*REQUEST*: Return every record verbatim.

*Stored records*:

.....

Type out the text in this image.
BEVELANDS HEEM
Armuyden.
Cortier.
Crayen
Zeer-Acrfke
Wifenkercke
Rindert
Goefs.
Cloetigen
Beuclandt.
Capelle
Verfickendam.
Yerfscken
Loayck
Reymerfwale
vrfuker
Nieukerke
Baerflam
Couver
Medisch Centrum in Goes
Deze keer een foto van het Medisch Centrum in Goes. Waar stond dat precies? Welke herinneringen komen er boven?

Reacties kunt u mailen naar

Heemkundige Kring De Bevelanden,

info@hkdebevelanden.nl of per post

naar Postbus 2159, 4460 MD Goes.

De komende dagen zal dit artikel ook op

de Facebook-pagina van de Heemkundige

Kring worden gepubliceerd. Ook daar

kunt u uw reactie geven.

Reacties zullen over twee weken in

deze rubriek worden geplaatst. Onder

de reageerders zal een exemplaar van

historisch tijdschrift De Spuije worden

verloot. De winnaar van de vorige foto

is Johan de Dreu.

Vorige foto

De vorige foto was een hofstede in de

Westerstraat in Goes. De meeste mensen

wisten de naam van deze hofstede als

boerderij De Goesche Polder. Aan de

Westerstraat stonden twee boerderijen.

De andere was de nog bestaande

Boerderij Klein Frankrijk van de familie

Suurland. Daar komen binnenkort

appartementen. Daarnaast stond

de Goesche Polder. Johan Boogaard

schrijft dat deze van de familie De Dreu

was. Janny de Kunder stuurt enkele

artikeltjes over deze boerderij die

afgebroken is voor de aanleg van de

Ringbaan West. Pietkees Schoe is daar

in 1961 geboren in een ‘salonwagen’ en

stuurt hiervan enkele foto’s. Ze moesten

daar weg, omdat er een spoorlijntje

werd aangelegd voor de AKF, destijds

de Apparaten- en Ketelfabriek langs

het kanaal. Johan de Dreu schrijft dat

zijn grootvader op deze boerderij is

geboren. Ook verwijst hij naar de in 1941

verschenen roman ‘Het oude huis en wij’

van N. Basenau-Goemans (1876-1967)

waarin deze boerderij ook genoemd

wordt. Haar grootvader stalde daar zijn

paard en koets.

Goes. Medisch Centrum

.....

*FINAL RESULT*:
Type out the text in this image.
BEVELANDS HEEM
Armuyden.
Cortier.
Crayen
Zeer-Acrfke
Wifenkercke
Rindert
Goefs.
Cloetigen
Beuclandt.
Capelle
Verfickendam.
Yerfscken
Loayck
Reymerfwale
vrfuker
Nieukerke
Baerflam
Couver
Medisch Centrum in Goes
Deze keer een foto van het Medisch Centrum in Goes. Waar stond dat precies? Welke herinneringen komen er boven?

Reacties kunt u mailen naar

Heemkundige Kring De Bevelanden,

info@hkdebevelanden.nl of per post

naar Postbus 2159, 4460 MD Goes.

De komende dagen zal dit artikel ook op

de Facebook-pagina van de Heemkundige

Kring worden gepubliceerd. Ook daar

kunt u uw reactie geven.

Reacties zullen over twee weken in

deze rubriek worden geplaatst. Onder

de reageerders zal een exemplaar van

historisch tijdschrift De Spuije worden

verloot. De winnaar van de vorige foto

is Johan de Dreu.

Vorige foto

De vorige foto was een hofstede in de

Westerstraat in Goes. De meeste mensen

wisten de naam van deze hofstede als

boerderij De Goesche Polder. Aan de

Westerstraat stonden twee boerderijen.

De andere was de nog bestaande

Boerderij Klein Frankrijk van de familie

Suurland. Daar komen binnenkort

appartementen. Daarnaast stond

de Goesche Polder. Johan Boogaard

schrijft dat deze van de familie De Dreu

was. Janny de Kunder stuurt enkele

artikeltjes over deze boerderij die

afgebroken is voor de aanleg van de

Ringbaan West. Pietkees Schoe is daar

in 1961 geboren in een ‘salonwagen’ en

stuurt hiervan enkele foto’s. Ze moesten

daar weg, omdat er een spoorlijntje

werd aangelegd voor de AKF, destijds

de Apparaten- en Ketelfabriek langs

het kanaal. Johan de Dreu schrijft dat

zijn grootvader op deze boerderij is

geboren. Ook verwijst hij naar de in 1941

verschenen roman ‘Het oude huis en wij’

van N. Basenau-Goemans (1876-1967)

waarin deze boerderij ook genoemd

wordt. Haar grootvader stalde daar zijn

paard en koets.

Goes. Medisch Centrum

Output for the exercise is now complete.